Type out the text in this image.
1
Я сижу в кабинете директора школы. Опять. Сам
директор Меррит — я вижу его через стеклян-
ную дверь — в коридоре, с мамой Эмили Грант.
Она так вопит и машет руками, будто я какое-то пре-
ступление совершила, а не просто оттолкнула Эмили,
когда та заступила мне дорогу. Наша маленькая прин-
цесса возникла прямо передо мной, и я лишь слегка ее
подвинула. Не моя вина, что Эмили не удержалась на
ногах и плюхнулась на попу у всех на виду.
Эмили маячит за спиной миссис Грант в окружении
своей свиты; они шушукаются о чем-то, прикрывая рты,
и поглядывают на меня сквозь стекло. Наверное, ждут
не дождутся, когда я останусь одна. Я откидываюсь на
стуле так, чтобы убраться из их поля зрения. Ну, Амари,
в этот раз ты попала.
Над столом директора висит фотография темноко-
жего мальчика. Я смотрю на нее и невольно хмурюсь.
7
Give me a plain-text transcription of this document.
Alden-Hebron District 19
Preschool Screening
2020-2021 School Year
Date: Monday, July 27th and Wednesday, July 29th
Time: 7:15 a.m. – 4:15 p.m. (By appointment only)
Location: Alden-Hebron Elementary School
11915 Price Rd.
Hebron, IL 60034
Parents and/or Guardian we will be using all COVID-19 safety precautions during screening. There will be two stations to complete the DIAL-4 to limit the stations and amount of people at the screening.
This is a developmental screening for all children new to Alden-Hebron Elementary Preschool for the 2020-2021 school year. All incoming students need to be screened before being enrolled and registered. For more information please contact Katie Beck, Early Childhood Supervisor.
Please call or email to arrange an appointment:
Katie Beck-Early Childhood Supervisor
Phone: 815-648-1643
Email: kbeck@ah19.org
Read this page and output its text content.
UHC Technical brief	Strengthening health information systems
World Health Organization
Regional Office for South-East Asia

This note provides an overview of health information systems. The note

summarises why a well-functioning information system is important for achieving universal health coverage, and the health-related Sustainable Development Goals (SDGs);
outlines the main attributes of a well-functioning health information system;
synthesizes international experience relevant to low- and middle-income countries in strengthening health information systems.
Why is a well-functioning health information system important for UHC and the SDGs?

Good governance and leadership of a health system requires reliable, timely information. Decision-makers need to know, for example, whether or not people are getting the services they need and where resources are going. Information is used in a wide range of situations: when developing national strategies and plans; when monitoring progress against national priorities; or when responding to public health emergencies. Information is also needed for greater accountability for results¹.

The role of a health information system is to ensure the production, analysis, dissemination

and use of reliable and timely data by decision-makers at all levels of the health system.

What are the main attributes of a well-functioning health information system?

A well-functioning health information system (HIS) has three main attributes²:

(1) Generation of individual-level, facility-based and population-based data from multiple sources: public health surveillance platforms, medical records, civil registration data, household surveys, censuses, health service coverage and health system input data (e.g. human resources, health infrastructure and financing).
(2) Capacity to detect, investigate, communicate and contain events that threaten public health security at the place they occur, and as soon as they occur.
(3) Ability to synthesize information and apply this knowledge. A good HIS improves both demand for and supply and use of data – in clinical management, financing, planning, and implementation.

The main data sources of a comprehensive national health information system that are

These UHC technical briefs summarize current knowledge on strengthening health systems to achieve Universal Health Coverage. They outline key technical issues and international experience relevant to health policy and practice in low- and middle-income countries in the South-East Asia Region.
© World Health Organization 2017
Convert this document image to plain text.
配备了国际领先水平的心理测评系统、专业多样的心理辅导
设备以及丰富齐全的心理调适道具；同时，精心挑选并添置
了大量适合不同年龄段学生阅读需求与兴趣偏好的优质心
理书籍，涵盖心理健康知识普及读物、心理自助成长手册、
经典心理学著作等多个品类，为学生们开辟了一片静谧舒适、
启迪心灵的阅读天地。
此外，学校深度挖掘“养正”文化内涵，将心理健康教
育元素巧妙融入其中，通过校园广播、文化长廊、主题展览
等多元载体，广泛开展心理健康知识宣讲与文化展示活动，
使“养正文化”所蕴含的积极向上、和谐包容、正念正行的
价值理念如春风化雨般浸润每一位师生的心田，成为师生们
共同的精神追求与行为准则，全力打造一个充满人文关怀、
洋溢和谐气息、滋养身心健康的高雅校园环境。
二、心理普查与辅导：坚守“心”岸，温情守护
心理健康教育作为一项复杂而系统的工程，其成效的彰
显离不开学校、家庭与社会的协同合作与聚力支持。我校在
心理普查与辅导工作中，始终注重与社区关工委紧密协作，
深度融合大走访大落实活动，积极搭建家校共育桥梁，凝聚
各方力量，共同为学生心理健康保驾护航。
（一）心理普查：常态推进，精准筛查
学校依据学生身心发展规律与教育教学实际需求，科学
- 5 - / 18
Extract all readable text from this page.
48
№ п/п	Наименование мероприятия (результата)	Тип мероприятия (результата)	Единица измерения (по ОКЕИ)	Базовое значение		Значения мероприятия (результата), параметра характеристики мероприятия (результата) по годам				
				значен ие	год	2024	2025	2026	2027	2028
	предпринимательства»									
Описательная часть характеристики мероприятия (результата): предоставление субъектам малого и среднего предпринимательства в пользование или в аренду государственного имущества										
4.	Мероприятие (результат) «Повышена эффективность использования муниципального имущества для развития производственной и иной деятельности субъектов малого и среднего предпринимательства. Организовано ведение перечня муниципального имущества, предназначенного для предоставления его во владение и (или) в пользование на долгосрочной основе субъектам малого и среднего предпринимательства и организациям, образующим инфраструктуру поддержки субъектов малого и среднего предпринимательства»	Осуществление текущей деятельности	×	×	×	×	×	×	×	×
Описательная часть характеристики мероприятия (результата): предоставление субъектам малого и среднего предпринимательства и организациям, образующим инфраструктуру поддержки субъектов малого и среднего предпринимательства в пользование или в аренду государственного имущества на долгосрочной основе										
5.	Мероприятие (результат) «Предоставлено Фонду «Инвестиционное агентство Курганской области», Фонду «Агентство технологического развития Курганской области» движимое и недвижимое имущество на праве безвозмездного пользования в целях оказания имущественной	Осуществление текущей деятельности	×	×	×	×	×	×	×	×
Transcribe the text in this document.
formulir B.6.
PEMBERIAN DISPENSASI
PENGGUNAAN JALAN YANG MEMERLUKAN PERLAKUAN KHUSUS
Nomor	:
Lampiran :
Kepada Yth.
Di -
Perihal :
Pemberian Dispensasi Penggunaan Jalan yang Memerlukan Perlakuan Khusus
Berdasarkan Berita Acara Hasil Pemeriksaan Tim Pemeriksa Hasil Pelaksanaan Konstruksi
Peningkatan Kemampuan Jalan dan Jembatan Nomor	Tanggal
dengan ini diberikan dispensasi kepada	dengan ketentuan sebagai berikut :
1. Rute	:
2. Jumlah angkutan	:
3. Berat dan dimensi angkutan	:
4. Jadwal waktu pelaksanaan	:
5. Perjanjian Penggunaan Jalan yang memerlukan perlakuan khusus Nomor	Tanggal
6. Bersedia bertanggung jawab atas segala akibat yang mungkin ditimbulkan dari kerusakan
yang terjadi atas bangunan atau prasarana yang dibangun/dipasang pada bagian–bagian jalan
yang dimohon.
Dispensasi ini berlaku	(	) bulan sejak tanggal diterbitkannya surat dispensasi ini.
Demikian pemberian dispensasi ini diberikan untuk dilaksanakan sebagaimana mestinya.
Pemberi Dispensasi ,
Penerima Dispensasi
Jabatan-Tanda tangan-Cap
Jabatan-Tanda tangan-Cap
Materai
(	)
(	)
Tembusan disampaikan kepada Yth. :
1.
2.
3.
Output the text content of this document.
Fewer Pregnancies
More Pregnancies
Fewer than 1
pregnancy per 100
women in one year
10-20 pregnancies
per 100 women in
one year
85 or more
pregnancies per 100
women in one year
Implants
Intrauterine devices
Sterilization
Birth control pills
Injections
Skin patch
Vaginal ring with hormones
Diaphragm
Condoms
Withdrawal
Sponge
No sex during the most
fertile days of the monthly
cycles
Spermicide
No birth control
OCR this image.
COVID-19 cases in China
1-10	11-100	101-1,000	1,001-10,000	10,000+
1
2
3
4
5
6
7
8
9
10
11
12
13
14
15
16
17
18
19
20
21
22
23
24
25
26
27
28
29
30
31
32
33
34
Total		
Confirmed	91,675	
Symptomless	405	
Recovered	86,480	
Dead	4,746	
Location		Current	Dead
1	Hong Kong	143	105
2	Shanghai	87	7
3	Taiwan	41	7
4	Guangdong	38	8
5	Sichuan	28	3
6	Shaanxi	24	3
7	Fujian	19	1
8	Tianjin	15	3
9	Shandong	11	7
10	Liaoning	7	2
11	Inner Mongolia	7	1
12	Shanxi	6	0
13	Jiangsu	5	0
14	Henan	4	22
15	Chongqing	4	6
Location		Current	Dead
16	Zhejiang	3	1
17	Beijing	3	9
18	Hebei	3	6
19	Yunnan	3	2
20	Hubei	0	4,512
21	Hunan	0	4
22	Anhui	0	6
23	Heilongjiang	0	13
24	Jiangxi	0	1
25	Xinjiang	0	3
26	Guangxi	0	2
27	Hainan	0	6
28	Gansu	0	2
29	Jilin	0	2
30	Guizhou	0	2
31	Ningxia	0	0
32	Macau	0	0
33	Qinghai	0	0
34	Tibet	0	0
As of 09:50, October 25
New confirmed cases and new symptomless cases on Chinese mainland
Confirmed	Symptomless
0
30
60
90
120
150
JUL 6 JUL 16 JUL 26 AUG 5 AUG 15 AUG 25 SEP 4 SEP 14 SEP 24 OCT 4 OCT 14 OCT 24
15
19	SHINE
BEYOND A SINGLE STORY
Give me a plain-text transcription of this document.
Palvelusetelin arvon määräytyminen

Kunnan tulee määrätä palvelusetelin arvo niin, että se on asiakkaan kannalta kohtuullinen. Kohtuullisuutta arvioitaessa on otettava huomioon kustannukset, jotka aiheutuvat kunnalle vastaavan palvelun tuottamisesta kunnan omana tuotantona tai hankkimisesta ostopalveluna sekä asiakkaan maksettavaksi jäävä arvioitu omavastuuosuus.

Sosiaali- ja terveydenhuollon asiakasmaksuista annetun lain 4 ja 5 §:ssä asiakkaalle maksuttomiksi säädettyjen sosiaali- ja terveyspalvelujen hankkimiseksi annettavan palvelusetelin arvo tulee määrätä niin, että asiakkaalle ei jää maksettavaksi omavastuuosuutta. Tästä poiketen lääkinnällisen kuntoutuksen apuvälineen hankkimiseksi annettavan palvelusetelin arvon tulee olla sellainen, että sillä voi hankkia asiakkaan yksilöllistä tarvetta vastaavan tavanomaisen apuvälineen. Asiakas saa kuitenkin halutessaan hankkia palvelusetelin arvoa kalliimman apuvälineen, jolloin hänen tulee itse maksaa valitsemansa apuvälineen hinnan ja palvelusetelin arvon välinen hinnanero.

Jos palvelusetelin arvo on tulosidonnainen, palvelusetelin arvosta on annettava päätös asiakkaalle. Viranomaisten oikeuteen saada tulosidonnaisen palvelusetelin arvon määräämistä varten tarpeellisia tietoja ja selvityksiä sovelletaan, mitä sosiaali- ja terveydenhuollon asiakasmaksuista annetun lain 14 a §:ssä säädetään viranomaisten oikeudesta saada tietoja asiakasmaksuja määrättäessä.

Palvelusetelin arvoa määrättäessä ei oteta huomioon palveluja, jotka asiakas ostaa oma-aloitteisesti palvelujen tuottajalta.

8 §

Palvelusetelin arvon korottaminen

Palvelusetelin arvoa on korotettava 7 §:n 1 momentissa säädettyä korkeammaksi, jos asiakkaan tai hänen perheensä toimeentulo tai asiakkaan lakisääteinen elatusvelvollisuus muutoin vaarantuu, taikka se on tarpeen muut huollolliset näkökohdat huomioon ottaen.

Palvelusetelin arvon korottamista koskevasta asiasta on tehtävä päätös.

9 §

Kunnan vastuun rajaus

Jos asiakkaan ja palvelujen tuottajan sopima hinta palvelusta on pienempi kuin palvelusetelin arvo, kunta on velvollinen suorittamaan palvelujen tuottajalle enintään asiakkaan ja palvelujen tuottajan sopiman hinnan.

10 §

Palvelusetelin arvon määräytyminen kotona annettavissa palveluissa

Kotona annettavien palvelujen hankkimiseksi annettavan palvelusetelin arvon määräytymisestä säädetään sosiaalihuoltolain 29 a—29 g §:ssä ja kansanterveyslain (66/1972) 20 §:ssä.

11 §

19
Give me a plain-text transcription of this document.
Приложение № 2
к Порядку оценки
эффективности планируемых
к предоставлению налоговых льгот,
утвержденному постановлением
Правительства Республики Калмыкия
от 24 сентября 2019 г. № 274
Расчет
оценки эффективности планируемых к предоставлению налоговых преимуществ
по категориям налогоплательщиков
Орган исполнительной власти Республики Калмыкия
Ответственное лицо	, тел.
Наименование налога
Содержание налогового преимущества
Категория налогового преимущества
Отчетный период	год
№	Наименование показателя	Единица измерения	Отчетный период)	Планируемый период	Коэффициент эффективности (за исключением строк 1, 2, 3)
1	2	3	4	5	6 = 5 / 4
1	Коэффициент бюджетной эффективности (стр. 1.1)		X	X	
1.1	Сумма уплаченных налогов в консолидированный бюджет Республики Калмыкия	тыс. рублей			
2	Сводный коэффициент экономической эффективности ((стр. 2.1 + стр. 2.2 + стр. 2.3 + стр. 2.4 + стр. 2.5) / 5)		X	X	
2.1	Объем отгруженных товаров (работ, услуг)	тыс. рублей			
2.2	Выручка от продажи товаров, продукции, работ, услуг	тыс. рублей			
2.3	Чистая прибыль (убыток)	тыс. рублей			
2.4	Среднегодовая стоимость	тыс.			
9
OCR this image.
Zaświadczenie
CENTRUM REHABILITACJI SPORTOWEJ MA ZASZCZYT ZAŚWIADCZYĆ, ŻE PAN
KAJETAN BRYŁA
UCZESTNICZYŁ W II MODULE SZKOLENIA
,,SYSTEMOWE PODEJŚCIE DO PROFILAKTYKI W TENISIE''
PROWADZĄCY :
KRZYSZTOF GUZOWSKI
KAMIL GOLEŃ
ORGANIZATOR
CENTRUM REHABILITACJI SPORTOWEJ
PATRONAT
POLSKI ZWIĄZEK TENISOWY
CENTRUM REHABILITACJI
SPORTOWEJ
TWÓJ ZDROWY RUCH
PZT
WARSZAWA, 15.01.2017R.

***

### The exercise
Pull out every line in the material above where "image" occurs.

### Reply
Type out the text in this image.
Convert this document image to plain text.
OCR this image.
OCR this image.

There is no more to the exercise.